## Task to carry out
Pull out every line containing the string "from".

──────── Available records ────────

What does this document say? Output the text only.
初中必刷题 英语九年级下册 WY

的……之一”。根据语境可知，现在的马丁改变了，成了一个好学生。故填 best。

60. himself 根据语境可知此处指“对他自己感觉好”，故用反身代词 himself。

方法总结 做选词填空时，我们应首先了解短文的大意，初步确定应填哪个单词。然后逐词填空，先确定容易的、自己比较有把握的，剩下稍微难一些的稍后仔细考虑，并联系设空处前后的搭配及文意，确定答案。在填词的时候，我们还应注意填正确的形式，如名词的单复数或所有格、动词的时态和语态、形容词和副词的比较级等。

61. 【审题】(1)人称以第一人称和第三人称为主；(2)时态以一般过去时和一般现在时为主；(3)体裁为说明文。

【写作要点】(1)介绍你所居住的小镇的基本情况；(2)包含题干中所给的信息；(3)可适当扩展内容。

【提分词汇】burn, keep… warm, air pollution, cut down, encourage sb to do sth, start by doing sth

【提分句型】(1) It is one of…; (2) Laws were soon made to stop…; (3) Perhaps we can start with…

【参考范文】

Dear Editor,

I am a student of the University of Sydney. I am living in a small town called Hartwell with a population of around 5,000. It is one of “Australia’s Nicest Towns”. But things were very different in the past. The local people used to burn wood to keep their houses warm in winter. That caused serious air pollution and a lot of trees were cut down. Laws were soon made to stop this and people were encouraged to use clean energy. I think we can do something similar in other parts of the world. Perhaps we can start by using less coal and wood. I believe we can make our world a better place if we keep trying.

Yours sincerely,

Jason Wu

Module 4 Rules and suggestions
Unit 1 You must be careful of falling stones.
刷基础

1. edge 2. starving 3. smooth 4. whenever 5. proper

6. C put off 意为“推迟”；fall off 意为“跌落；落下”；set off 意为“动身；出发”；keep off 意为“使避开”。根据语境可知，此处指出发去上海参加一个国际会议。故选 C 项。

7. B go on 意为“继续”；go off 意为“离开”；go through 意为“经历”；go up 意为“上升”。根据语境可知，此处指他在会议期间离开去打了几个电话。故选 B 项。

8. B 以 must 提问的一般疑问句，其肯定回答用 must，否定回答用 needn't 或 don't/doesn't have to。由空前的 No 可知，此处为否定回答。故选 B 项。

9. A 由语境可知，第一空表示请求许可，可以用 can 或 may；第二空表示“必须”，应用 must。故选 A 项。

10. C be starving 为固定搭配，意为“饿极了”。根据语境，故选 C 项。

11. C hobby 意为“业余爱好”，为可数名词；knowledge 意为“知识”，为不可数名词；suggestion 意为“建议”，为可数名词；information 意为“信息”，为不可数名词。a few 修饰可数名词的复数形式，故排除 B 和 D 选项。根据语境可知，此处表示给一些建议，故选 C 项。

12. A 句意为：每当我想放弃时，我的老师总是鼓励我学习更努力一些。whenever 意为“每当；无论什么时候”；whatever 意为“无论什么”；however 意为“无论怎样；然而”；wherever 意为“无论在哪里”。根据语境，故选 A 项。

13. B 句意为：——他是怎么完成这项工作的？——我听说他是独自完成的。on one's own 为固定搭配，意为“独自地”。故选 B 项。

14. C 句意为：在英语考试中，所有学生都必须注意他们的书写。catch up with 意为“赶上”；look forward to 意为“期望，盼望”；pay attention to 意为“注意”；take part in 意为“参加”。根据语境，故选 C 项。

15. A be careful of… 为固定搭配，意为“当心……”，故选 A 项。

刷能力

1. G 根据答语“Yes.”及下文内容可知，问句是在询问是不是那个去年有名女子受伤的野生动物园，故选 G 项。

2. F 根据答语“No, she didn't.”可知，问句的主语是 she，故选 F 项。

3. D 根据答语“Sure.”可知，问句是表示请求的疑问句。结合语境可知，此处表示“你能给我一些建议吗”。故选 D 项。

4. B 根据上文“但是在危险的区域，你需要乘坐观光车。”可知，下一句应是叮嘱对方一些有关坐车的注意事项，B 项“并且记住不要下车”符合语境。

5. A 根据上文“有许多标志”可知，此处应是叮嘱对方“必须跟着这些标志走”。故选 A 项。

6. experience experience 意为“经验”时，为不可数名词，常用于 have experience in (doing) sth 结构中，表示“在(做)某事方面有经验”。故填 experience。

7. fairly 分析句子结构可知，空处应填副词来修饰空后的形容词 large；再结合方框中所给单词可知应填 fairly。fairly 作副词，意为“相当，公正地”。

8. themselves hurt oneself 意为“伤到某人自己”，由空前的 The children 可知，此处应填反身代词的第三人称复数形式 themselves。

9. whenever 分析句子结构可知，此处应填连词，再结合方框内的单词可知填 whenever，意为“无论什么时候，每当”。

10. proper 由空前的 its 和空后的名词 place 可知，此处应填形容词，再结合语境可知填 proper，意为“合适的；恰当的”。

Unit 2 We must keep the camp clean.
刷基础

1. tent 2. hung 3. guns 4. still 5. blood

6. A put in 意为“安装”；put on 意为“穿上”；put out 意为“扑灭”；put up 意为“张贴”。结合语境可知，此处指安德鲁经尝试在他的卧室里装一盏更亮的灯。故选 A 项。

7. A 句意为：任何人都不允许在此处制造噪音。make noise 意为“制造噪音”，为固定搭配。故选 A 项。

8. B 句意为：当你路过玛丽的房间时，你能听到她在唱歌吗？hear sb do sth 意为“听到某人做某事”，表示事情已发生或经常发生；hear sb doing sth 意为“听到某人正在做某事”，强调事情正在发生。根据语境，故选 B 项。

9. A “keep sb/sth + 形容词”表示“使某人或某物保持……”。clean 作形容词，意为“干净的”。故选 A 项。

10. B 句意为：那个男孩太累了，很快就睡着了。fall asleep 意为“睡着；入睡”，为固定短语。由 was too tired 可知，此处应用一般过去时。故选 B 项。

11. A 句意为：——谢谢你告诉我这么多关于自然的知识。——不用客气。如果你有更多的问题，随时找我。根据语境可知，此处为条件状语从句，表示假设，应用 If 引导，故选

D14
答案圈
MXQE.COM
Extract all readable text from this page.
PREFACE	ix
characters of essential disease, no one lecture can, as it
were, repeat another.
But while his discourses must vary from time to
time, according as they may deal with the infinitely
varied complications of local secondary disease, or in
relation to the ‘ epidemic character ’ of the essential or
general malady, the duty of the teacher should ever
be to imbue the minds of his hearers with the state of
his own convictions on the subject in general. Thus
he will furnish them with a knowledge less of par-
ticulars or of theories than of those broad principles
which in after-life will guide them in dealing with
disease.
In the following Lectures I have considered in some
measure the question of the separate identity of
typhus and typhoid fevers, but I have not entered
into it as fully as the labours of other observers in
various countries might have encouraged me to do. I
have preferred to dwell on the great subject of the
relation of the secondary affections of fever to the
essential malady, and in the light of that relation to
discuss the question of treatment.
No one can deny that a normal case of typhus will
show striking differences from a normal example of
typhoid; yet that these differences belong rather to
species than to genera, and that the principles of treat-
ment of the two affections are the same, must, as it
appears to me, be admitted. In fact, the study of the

────────

## Exercise response
Extract all readable text from this page.
But while his discourses must vary from time to
show striking differences from a normal example of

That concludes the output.